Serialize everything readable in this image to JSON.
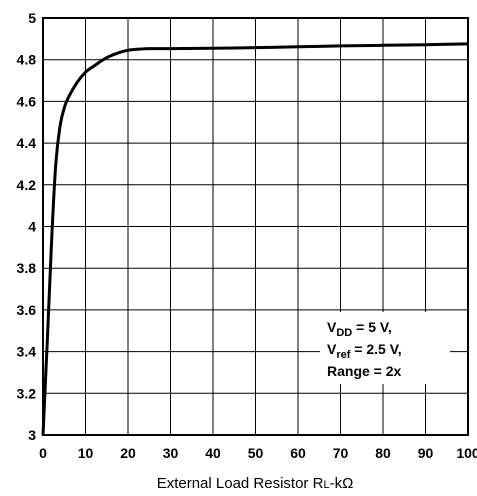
{
  "chart_data": {
    "type": "line",
    "title": "",
    "xlabel": "External Load Resistor RL-kΩ",
    "xlabel_main": "External Load Resistor ",
    "xlabel_r": "R",
    "xlabel_sub": "L",
    "xlabel_unit": "-kΩ",
    "ylabel": "",
    "xlim": [
      0,
      100
    ],
    "ylim": [
      3,
      5
    ],
    "x_ticks": [
      "0",
      "10",
      "20",
      "30",
      "40",
      "50",
      "60",
      "70",
      "80",
      "90",
      "100"
    ],
    "y_ticks": [
      "3",
      "3.2",
      "3.4",
      "3.6",
      "3.8",
      "4",
      "4.2",
      "4.4",
      "4.6",
      "4.8",
      "5"
    ],
    "grid": true,
    "annotation": {
      "line1_main": "V",
      "line1_sub": "DD",
      "line1_rest": " = 5 V,",
      "line2_main": "V",
      "line2_sub": "ref",
      "line2_rest": " = 2.5 V,",
      "line3": "Range = 2x"
    },
    "series": [
      {
        "x": [
          0,
          1,
          2,
          3,
          4,
          5,
          6,
          8,
          10,
          12,
          15,
          18,
          20,
          22,
          25,
          30,
          40,
          50,
          60,
          70,
          80,
          90,
          100
        ],
        "y": [
          3.0,
          3.45,
          3.92,
          4.3,
          4.48,
          4.57,
          4.62,
          4.69,
          4.74,
          4.77,
          4.81,
          4.835,
          4.845,
          4.85,
          4.853,
          4.853,
          4.855,
          4.858,
          4.862,
          4.866,
          4.869,
          4.872,
          4.876
        ]
      }
    ]
  }
}
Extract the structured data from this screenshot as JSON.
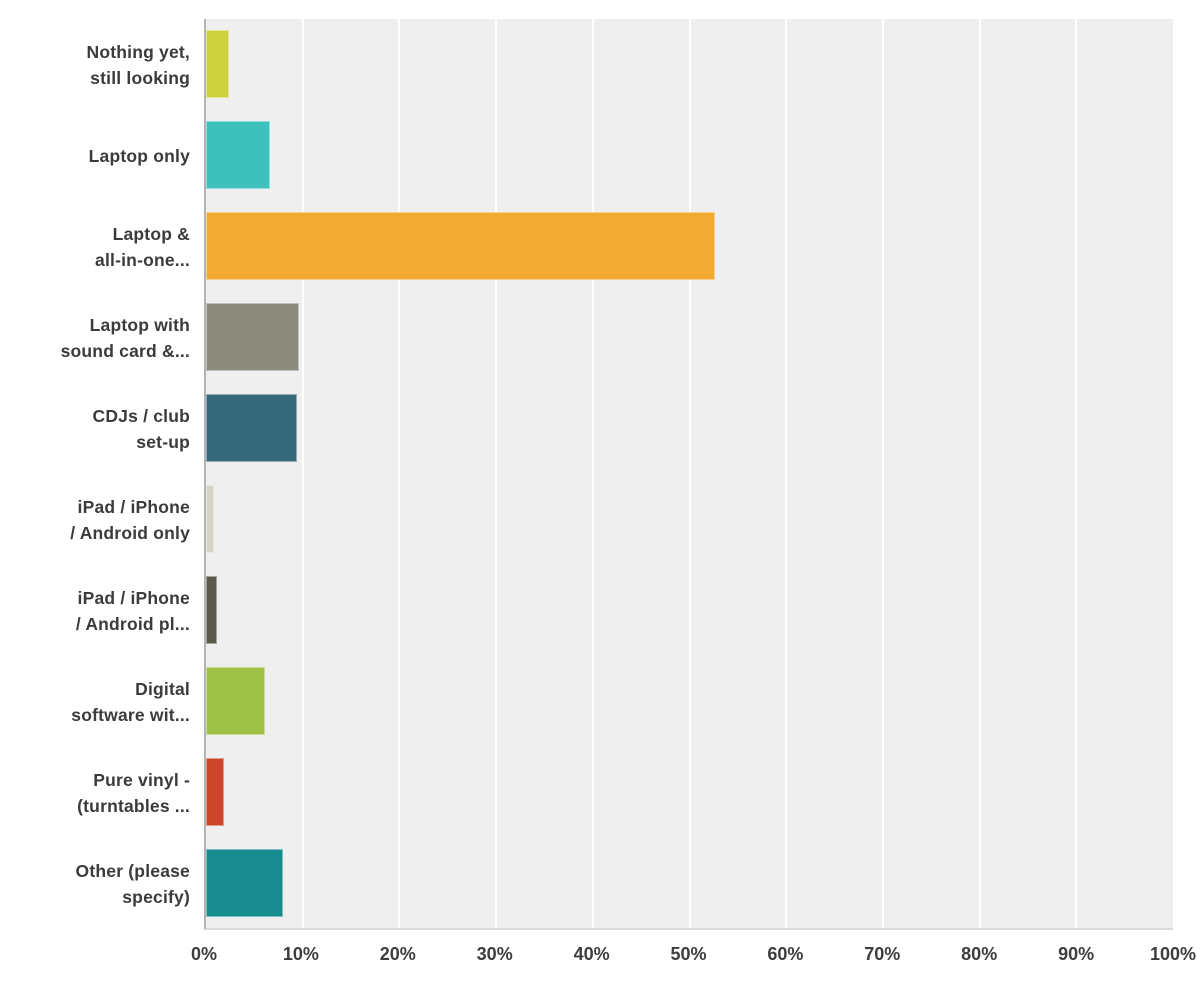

==============================

* _Stated task_: Check each line above for the word "JSON", and copy the lines where it appears.

* _Response to the exercise_:
Serialize everything readable in this image to JSON.
Extract the structured data from this screenshot as JSON.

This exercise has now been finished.